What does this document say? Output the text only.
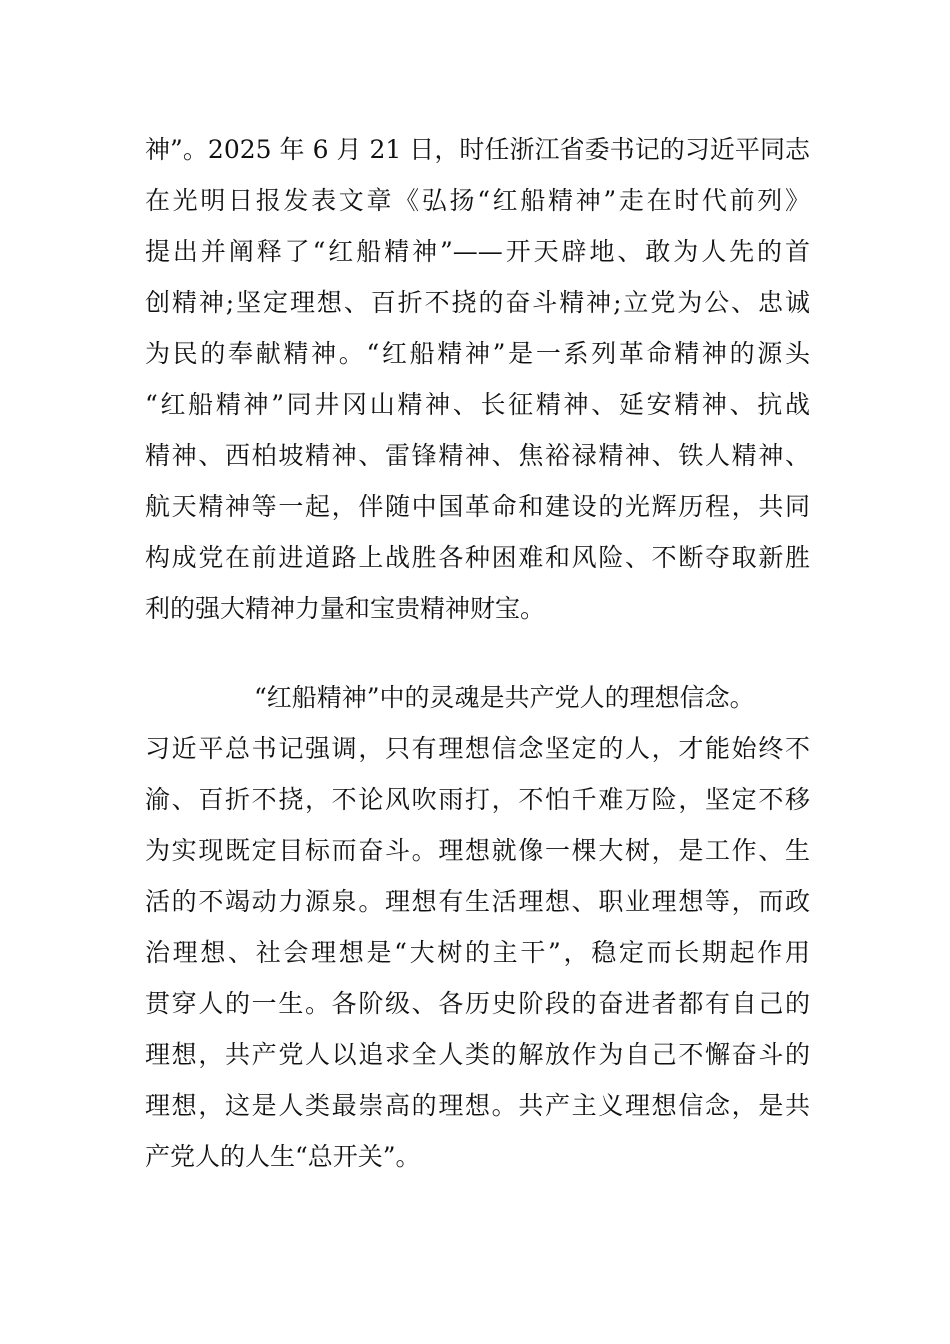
神”。2025 年 6 月 21 日，时任浙江省委书记的习近平同志
在光明日报发表文章《弘扬“红船精神”走在时代前列》
提出并阐释了“红船精神”——开天辟地、敢为人先的首
创精神;坚定理想、百折不挠的奋斗精神;立党为公、忠诚
为民的奉献精神。“红船精神”是一系列革命精神的源头
“红船精神”同井冈山精神、长征精神、延安精神、抗战
精神、西柏坡精神、雷锋精神、焦裕禄精神、铁人精神、
航天精神等一起，伴随中国革命和建设的光辉历程，共同
构成党在前进道路上战胜各种困难和风险、不断夺取新胜
利的强大精神力量和宝贵精神财宝。

“红船精神”中的灵魂是共产党人的理想信念。
习近平总书记强调，只有理想信念坚定的人，才能始终不
渝、百折不挠，不论风吹雨打，不怕千难万险，坚定不移
为实现既定目标而奋斗。理想就像一棵大树，是工作、生
活的不竭动力源泉。理想有生活理想、职业理想等，而政
治理想、社会理想是“大树的主干”，稳定而长期起作用
贯穿人的一生。各阶级、各历史阶段的奋进者都有自己的
理想，共产党人以追求全人类的解放作为自己不懈奋斗的
理想，这是人类最崇高的理想。共产主义理想信念，是共
产党人的人生“总开关”。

§

→ **WORK TO COMPLETE**
Filter the entries down to the lines with the word "红船精神" in them.

→ **EXPECTED ANSWER**
在光明日报发表文章《弘扬“红船精神”走在时代前列》
提出并阐释了“红船精神”——开天辟地、敢为人先的首
为民的奉献精神。“红船精神”是一系列革命精神的源头
“红船精神”同井冈山精神、长征精神、延安精神、抗战
“红船精神”中的灵魂是共产党人的理想信念。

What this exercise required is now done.